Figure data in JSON
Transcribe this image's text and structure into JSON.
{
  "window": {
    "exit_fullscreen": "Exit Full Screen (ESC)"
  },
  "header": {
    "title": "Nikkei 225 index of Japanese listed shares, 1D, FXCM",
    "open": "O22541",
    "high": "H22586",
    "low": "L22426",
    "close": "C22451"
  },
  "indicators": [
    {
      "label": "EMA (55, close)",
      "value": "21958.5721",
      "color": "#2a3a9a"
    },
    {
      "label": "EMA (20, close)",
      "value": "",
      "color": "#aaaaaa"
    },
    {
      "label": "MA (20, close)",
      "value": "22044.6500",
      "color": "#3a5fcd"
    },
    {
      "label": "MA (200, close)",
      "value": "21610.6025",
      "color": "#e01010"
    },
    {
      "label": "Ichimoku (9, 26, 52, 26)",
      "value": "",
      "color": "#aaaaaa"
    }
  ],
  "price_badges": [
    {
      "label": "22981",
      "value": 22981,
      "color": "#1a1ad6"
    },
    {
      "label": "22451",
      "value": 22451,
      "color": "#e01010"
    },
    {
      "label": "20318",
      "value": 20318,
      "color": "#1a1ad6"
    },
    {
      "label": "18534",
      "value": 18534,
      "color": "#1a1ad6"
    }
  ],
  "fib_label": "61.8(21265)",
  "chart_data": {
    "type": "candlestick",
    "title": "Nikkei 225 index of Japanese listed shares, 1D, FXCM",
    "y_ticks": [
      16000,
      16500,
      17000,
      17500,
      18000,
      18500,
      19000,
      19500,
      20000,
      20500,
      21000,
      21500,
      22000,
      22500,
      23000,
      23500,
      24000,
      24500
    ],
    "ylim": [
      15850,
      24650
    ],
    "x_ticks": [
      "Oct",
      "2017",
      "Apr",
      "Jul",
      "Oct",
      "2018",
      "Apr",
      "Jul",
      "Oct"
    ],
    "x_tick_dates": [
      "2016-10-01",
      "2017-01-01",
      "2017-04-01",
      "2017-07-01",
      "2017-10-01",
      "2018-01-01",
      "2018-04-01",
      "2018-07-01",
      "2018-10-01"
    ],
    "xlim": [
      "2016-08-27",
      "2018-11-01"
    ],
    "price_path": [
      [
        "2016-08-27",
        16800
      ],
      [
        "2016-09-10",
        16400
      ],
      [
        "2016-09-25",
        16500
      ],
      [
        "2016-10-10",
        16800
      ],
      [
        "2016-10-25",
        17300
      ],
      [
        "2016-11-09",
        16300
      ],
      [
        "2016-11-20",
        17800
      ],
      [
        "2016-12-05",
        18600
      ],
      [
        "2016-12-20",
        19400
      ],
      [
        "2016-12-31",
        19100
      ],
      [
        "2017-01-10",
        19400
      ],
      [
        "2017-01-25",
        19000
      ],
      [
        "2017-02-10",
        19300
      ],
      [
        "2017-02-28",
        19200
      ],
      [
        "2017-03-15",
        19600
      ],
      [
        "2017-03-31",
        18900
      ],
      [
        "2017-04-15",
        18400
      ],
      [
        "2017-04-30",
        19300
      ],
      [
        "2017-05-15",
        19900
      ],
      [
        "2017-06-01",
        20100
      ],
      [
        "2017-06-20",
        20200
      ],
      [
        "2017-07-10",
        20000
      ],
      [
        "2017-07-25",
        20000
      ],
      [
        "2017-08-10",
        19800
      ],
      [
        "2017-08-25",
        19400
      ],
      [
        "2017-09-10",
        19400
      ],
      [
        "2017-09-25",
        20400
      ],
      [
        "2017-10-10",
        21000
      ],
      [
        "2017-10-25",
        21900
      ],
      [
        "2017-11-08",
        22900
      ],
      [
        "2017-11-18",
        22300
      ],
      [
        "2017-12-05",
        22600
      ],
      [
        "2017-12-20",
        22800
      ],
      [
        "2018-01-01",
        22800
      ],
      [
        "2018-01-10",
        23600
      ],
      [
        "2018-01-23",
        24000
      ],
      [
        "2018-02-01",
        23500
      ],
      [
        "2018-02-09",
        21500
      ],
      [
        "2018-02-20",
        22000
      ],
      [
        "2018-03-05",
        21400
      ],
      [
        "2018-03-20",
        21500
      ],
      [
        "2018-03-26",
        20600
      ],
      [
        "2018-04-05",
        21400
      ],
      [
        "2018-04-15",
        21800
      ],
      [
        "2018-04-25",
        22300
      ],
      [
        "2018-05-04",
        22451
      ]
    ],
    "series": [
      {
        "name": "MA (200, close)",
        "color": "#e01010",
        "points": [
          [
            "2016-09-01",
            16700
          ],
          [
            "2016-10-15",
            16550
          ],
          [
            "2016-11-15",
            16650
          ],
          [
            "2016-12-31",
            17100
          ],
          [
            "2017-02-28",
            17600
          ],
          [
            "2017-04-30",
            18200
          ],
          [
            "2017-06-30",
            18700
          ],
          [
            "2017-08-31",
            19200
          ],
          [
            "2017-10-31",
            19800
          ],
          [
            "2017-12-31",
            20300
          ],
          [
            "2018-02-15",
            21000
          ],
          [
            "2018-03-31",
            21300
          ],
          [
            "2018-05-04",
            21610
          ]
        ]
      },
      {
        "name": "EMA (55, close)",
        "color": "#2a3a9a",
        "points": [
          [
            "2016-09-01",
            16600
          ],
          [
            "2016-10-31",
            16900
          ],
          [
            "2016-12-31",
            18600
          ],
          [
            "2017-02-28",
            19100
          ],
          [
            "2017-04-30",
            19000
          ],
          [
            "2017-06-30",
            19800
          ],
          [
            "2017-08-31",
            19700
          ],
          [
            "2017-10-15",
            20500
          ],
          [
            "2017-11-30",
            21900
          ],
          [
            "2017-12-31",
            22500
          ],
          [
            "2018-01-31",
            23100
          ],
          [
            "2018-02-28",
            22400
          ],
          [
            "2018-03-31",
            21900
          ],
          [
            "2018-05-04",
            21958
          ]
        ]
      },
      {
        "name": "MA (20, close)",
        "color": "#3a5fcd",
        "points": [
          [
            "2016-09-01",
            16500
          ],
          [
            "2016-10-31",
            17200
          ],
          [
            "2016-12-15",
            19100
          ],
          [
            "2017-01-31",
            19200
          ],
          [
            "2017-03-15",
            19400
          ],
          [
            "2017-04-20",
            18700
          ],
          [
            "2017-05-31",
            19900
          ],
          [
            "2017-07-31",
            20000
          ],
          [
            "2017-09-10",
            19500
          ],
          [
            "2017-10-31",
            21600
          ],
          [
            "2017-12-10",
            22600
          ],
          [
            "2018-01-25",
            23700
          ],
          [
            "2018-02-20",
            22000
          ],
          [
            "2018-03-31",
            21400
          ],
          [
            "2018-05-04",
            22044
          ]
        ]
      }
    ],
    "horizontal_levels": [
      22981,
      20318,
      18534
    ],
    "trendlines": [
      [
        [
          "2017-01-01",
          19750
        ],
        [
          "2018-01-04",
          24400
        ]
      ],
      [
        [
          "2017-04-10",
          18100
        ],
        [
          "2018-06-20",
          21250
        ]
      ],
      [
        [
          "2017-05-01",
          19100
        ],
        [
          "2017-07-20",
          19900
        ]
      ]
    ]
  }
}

■ TASK TO COMPLETE ■
Quote the data in full, keeping each word unchanged.

■ PROBLEM SOLUTION ■
Transcribe this image's text and structure into JSON.
{
  "window": {
    "exit_fullscreen": "Exit Full Screen (ESC)"
  },
  "header": {
    "title": "Nikkei 225 index of Japanese listed shares, 1D, FXCM",
    "open": "O22541",
    "high": "H22586",
    "low": "L22426",
    "close": "C22451"
  },
  "indicators": [
    {
      "label": "EMA (55, close)",
      "value": "21958.5721",
      "color": "#2a3a9a"
    },
    {
      "label": "EMA (20, close)",
      "value": "",
      "color": "#aaaaaa"
    },
    {
      "label": "MA (20, close)",
      "value": "22044.6500",
      "color": "#3a5fcd"
    },
    {
      "label": "MA (200, close)",
      "value": "21610.6025",
      "color": "#e01010"
    },
    {
      "label": "Ichimoku (9, 26, 52, 26)",
      "value": "",
      "color": "#aaaaaa"
    }
  ],
  "price_badges": [
    {
      "label": "22981",
      "value": 22981,
      "color": "#1a1ad6"
    },
    {
      "label": "22451",
      "value": 22451,
      "color": "#e01010"
    },
    {
      "label": "20318",
      "value": 20318,
      "color": "#1a1ad6"
    },
    {
      "label": "18534",
      "value": 18534,
      "color": "#1a1ad6"
    }
  ],
  "fib_label": "61.8(21265)",
  "chart_data": {
    "type": "candlestick",
    "title": "Nikkei 225 index of Japanese listed shares, 1D, FXCM",
    "y_ticks": [
      16000,
      16500,
      17000,
      17500,
      18000,
      18500,
      19000,
      19500,
      20000,
      20500,
      21000,
      21500,
      22000,
      22500,
      23000,
      23500,
      24000,
      24500
    ],
    "ylim": [
      15850,
      24650
    ],
    "x_ticks": [
      "Oct",
      "2017",
      "Apr",
      "Jul",
      "Oct",
      "2018",
      "Apr",
      "Jul",
      "Oct"
    ],
    "x_tick_dates": [
      "2016-10-01",
      "2017-01-01",
      "2017-04-01",
      "2017-07-01",
      "2017-10-01",
      "2018-01-01",
      "2018-04-01",
      "2018-07-01",
      "2018-10-01"
    ],
    "xlim": [
      "2016-08-27",
      "2018-11-01"
    ],
    "price_path": [
      [
        "2016-08-27",
        16800
      ],
      [
        "2016-09-10",
        16400
      ],
      [
        "2016-09-25",
        16500
      ],
      [
        "2016-10-10",
        16800
      ],
      [
        "2016-10-25",
        17300
      ],
      [
        "2016-11-09",
        16300
      ],
      [
        "2016-11-20",
        17800
      ],
      [
        "2016-12-05",
        18600
      ],
      [
        "2016-12-20",
        19400
      ],
      [
        "2016-12-31",
        19100
      ],
      [
        "2017-01-10",
        19400
      ],
      [
        "2017-01-25",
        19000
      ],
      [
        "2017-02-10",
        19300
      ],
      [
        "2017-02-28",
        19200
      ],
      [
        "2017-03-15",
        19600
      ],
      [
        "2017-03-31",
        18900
      ],
      [
        "2017-04-15",
        18400
      ],
      [
        "2017-04-30",
        19300
      ],
      [
        "2017-05-15",
        19900
      ],
      [
        "2017-06-01",
        20100
      ],
      [
        "2017-06-20",
        20200
      ],
      [
        "2017-07-10",
        20000
      ],
      [
        "2017-07-25",
        20000
      ],
      [
        "2017-08-10",
        19800
      ],
      [
        "2017-08-25",
        19400
      ],
      [
        "2017-09-10",
        19400
      ],
      [
        "2017-09-25",
        20400
      ],
      [
        "2017-10-10",
        21000
      ],
      [
        "2017-10-25",
        21900
      ],
      [
        "2017-11-08",
        22900
      ],
      [
        "2017-11-18",
        22300
      ],
      [
        "2017-12-05",
        22600
      ],
      [
        "2017-12-20",
        22800
      ],
      [
        "2018-01-01",
        22800
      ],
      [
        "2018-01-10",
        23600
      ],
      [
        "2018-01-23",
        24000
      ],
      [
        "2018-02-01",
        23500
      ],
      [
        "2018-02-09",
        21500
      ],
      [
        "2018-02-20",
        22000
      ],
      [
        "2018-03-05",
        21400
      ],
      [
        "2018-03-20",
        21500
      ],
      [
        "2018-03-26",
        20600
      ],
      [
        "2018-04-05",
        21400
      ],
      [
        "2018-04-15",
        21800
      ],
      [
        "2018-04-25",
        22300
      ],
      [
        "2018-05-04",
        22451
      ]
    ],
    "series": [
      {
        "name": "MA (200, close)",
        "color": "#e01010",
        "points": [
          [
            "2016-09-01",
            16700
          ],
          [
            "2016-10-15",
            16550
          ],
          [
            "2016-11-15",
            16650
          ],
          [
            "2016-12-31",
            17100
          ],
          [
            "2017-02-28",
            17600
          ],
          [
            "2017-04-30",
            18200
          ],
          [
            "2017-06-30",
            18700
          ],
          [
            "2017-08-31",
            19200
          ],
          [
            "2017-10-31",
            19800
          ],
          [
            "2017-12-31",
            20300
          ],
          [
            "2018-02-15",
            21000
          ],
          [
            "2018-03-31",
            21300
          ],
          [
            "2018-05-04",
            21610
          ]
        ]
      },
      {
        "name": "EMA (55, close)",
        "color": "#2a3a9a",
        "points": [
          [
            "2016-09-01",
            16600
          ],
          [
            "2016-10-31",
            16900
          ],
          [
            "2016-12-31",
            18600
          ],
          [
            "2017-02-28",
            19100
          ],
          [
            "2017-04-30",
            19000
          ],
          [
            "2017-06-30",
            19800
          ],
          [
            "2017-08-31",
            19700
          ],
          [
            "2017-10-15",
            20500
          ],
          [
            "2017-11-30",
            21900
          ],
          [
            "2017-12-31",
            22500
          ],
          [
            "2018-01-31",
            23100
          ],
          [
            "2018-02-28",
            22400
          ],
          [
            "2018-03-31",
            21900
          ],
          [
            "2018-05-04",
            21958
          ]
        ]
      },
      {
        "name": "MA (20, close)",
        "color": "#3a5fcd",
        "points": [
          [
            "2016-09-01",
            16500
          ],
          [
            "2016-10-31",
            17200
          ],
          [
            "2016-12-15",
            19100
          ],
          [
            "2017-01-31",
            19200
          ],
          [
            "2017-03-15",
            19400
          ],
          [
            "2017-04-20",
            18700
          ],
          [
            "2017-05-31",
            19900
          ],
          [
            "2017-07-31",
            20000
          ],
          [
            "2017-09-10",
            19500
          ],
          [
            "2017-10-31",
            21600
          ],
          [
            "2017-12-10",
            22600
          ],
          [
            "2018-01-25",
            23700
          ],
          [
            "2018-02-20",
            22000
          ],
          [
            "2018-03-31",
            21400
          ],
          [
            "2018-05-04",
            22044
          ]
        ]
      }
    ],
    "horizontal_levels": [
      22981,
      20318,
      18534
    ],
    "trendlines": [
      [
        [
          "2017-01-01",
          19750
        ],
        [
          "2018-01-04",
          24400
        ]
      ],
      [
        [
          "2017-04-10",
          18100
        ],
        [
          "2018-06-20",
          21250
        ]
      ],
      [
        [
          "2017-05-01",
          19100
        ],
        [
          "2017-07-20",
          19900
        ]
      ]
    ]
  }
}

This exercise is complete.